Count the lines below that contain the word "screenshot", and reply with that number alone.

▸ **Task material**:
========================================

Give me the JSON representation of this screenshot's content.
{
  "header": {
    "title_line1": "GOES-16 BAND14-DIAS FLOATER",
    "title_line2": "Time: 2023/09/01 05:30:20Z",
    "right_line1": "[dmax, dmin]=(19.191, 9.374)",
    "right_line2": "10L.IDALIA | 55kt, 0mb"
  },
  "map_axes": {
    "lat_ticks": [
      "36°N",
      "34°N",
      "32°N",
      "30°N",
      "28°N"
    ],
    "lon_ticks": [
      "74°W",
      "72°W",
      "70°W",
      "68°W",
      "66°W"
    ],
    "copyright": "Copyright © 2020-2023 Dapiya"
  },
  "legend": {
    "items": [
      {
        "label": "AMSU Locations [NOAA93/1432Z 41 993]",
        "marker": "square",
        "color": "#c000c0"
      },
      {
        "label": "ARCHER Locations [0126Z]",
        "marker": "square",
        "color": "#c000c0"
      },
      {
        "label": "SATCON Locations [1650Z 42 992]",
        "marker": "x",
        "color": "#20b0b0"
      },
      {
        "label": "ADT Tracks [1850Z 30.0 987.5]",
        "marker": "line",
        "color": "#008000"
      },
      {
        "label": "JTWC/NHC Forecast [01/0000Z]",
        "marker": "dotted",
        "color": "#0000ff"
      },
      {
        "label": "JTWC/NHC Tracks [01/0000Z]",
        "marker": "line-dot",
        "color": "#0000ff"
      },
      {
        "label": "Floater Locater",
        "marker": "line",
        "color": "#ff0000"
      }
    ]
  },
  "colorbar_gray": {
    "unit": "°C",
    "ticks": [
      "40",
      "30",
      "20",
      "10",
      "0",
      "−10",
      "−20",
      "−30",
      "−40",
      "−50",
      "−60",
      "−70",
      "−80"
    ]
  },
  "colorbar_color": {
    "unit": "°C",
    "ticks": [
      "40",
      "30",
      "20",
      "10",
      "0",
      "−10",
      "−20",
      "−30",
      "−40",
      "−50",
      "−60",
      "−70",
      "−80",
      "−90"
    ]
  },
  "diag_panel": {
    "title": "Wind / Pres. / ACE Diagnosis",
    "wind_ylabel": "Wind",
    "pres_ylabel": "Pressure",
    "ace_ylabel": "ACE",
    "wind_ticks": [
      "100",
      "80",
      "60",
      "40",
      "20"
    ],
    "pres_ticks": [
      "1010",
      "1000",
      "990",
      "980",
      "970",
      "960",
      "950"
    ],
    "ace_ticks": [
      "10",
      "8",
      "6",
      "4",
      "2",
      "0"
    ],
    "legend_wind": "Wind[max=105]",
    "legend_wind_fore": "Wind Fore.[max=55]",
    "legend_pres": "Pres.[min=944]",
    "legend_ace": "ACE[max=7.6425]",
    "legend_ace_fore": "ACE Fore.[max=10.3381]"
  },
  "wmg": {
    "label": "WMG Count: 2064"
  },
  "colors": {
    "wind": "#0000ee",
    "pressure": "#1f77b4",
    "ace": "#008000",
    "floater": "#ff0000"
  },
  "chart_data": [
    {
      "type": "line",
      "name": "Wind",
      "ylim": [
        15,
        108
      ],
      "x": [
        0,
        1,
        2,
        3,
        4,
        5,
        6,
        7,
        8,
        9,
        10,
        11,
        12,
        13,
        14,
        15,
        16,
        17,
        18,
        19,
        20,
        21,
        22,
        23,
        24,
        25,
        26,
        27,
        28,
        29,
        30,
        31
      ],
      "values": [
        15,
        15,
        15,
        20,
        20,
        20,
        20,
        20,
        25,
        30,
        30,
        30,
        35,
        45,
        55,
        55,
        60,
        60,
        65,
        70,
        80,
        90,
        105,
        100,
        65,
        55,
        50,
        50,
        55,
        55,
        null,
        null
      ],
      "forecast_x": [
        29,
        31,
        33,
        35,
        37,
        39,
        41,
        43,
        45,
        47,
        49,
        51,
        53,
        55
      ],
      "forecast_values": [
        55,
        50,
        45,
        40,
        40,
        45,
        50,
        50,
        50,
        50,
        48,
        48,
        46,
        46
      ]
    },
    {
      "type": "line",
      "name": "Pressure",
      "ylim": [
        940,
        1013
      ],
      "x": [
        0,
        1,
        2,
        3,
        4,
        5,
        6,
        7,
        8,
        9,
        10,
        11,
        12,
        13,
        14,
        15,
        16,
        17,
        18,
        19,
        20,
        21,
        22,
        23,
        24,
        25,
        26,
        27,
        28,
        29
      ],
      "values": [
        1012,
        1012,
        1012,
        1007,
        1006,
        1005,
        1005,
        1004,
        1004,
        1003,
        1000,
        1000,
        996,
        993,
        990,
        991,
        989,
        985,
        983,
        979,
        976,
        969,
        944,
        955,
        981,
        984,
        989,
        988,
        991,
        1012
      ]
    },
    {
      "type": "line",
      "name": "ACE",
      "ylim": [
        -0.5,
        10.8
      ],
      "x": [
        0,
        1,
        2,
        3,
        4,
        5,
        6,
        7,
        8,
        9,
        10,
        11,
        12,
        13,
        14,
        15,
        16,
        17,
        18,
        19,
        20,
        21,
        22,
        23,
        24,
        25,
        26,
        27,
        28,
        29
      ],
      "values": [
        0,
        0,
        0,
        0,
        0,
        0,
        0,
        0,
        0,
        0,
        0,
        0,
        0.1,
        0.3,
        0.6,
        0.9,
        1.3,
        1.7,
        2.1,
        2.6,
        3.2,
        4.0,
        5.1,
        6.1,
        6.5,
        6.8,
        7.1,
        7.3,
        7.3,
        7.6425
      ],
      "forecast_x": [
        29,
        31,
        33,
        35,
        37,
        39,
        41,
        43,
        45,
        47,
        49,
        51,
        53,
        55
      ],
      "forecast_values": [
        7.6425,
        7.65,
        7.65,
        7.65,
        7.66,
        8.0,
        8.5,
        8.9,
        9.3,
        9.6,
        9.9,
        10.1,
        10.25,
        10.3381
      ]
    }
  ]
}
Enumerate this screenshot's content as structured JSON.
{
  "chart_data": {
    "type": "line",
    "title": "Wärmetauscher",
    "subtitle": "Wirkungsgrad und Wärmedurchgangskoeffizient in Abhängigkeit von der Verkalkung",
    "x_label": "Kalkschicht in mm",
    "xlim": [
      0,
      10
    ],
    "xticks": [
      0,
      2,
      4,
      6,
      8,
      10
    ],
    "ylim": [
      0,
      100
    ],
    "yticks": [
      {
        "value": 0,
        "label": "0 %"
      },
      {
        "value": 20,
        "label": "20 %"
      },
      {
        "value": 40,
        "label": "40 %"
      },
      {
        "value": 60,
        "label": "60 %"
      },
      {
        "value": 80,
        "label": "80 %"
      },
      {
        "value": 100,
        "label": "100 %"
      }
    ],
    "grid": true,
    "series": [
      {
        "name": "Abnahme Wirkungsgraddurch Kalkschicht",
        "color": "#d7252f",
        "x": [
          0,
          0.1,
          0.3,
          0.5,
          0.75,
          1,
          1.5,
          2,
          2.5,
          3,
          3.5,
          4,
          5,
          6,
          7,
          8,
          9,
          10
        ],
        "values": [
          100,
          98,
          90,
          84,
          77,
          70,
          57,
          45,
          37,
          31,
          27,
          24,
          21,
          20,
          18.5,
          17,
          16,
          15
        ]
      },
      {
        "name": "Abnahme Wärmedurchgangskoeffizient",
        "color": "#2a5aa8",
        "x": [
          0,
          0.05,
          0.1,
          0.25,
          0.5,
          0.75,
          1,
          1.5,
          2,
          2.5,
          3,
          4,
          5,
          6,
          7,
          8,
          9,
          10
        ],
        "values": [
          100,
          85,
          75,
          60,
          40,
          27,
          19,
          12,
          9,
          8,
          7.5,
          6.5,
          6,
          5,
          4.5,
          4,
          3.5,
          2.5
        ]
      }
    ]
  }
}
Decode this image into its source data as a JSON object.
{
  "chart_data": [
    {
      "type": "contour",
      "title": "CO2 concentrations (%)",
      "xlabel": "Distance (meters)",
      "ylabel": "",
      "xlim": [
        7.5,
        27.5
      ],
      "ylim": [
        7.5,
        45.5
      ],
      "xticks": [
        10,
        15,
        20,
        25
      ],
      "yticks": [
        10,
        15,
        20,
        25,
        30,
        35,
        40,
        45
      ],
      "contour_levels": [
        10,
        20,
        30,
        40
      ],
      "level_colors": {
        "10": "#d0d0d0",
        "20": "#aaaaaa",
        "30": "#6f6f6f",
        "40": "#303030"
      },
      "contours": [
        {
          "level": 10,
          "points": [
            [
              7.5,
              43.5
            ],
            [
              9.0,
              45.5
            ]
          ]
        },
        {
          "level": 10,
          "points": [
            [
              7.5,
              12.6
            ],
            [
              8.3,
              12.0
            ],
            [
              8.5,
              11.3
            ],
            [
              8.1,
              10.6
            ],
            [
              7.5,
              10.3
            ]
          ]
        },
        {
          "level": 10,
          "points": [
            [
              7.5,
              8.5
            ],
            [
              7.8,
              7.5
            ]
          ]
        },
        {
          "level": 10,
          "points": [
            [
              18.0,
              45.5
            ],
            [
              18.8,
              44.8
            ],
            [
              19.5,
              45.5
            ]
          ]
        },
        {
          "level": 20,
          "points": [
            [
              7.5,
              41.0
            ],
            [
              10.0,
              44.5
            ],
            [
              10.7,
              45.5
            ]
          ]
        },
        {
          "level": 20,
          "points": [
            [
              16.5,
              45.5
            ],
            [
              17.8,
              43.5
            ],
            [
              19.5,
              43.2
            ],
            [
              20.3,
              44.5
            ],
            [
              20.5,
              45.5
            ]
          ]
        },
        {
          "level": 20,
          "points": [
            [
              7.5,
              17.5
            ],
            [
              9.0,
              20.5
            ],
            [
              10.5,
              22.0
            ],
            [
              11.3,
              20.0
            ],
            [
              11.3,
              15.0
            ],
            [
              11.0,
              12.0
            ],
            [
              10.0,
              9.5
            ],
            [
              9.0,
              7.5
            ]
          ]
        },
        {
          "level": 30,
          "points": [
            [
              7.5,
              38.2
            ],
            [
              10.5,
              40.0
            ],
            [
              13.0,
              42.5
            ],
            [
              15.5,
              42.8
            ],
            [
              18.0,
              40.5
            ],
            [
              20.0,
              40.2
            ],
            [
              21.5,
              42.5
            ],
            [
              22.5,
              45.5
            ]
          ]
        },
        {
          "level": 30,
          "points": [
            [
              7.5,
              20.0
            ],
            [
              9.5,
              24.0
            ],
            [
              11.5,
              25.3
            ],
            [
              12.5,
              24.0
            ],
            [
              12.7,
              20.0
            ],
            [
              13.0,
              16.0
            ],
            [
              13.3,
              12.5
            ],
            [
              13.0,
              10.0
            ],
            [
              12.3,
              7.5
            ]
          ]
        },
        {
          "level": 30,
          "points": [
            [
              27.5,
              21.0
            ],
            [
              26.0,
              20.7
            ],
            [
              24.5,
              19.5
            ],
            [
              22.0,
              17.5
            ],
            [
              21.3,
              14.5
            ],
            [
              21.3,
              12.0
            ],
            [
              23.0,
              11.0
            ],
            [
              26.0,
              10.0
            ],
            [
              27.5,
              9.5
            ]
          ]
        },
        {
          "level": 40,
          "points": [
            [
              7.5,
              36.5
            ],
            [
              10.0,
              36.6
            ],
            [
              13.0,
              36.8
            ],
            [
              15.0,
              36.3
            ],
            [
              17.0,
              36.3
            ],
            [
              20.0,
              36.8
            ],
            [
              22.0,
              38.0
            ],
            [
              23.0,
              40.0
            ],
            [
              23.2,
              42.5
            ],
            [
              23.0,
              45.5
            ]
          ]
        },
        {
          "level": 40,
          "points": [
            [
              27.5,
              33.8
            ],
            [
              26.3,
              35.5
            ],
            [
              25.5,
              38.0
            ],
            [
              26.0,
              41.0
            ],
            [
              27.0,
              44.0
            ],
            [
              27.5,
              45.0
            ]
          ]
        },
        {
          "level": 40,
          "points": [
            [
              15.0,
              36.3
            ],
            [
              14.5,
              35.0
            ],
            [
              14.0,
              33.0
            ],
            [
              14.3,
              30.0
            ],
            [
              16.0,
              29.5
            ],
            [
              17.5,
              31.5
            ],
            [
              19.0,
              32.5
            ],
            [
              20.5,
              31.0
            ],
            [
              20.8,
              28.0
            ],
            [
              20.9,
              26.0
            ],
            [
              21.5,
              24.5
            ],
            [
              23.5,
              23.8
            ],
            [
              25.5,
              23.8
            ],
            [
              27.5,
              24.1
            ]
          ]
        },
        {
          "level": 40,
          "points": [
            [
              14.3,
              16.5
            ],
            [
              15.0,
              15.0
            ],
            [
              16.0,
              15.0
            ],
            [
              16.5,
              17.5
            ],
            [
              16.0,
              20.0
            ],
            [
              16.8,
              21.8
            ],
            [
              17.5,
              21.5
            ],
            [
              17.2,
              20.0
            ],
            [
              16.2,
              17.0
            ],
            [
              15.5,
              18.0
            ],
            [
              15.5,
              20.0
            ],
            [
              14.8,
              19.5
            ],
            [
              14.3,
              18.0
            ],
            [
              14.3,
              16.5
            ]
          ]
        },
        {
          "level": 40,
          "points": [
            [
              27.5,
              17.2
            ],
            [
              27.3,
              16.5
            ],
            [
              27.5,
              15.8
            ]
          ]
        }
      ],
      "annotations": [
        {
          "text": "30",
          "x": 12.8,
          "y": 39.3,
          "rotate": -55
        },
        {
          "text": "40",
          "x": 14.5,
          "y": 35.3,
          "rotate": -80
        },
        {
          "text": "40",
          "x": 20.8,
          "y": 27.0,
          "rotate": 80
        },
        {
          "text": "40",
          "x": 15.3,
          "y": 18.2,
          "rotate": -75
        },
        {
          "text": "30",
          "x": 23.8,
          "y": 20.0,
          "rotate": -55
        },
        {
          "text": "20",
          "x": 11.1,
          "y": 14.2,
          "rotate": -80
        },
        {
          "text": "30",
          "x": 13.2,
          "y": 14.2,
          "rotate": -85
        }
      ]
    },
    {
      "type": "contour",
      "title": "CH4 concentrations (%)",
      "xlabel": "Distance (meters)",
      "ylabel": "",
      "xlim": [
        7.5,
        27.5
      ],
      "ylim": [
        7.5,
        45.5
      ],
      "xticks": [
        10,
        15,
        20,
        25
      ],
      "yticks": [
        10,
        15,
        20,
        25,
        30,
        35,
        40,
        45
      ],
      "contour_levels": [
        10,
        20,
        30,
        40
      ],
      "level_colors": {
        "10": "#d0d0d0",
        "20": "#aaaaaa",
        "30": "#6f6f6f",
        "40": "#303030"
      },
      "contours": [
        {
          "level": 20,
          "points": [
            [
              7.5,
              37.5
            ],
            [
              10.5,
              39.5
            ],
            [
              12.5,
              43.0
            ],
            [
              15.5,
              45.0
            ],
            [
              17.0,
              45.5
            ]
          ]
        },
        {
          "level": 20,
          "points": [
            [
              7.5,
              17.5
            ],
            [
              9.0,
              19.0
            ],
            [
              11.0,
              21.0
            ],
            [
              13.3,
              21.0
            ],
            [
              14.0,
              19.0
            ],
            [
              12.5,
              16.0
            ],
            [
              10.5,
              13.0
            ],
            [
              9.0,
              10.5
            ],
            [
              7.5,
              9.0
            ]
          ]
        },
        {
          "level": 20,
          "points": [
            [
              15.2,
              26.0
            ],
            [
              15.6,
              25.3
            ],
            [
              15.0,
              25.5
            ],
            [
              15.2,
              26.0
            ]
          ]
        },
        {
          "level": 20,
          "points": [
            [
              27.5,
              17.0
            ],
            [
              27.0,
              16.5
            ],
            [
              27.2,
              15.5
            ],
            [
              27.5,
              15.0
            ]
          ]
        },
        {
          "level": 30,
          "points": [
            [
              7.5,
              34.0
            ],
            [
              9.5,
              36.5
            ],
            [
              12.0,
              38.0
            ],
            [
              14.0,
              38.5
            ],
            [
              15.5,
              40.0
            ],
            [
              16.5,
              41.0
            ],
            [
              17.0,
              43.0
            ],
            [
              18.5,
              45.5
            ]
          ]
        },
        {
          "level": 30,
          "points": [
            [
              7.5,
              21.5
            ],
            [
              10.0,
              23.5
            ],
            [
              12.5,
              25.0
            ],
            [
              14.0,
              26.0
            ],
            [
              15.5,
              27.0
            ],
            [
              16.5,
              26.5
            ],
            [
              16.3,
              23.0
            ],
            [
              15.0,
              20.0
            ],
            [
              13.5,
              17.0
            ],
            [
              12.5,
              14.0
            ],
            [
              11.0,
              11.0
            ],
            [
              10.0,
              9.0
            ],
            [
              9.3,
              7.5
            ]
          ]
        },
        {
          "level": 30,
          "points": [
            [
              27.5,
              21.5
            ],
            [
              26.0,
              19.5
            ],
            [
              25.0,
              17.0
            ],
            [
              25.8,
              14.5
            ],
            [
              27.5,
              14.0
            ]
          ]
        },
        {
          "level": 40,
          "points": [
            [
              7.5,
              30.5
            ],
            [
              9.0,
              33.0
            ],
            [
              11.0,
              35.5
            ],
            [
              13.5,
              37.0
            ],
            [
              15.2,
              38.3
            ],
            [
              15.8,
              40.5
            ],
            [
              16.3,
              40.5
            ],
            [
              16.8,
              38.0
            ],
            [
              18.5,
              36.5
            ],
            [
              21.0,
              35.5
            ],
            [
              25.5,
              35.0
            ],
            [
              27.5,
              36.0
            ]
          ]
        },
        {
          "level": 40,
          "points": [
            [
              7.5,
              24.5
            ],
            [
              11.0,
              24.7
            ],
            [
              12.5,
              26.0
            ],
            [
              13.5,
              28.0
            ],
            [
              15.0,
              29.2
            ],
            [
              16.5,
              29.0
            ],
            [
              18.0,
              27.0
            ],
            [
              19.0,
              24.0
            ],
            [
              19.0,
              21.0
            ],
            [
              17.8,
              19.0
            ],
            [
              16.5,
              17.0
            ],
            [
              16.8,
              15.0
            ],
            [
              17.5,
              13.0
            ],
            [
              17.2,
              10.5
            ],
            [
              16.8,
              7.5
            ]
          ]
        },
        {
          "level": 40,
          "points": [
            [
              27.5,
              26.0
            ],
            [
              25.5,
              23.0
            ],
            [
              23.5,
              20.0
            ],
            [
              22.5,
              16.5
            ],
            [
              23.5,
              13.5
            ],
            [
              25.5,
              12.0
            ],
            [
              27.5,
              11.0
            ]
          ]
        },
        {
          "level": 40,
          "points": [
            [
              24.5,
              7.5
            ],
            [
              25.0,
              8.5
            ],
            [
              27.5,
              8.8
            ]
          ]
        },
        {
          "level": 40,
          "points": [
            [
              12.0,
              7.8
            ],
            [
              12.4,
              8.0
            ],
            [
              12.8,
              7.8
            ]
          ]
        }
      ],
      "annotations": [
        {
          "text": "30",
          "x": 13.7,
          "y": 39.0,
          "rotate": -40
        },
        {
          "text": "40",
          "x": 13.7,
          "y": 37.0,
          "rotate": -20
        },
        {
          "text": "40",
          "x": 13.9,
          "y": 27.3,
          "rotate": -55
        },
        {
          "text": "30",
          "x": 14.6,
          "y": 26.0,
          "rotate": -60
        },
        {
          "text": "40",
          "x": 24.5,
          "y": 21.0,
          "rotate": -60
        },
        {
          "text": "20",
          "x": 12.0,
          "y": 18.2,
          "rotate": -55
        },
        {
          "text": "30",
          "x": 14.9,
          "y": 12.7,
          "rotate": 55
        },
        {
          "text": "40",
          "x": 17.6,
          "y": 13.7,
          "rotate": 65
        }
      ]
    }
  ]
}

========================================

▸ **Solution to this exercise**:
2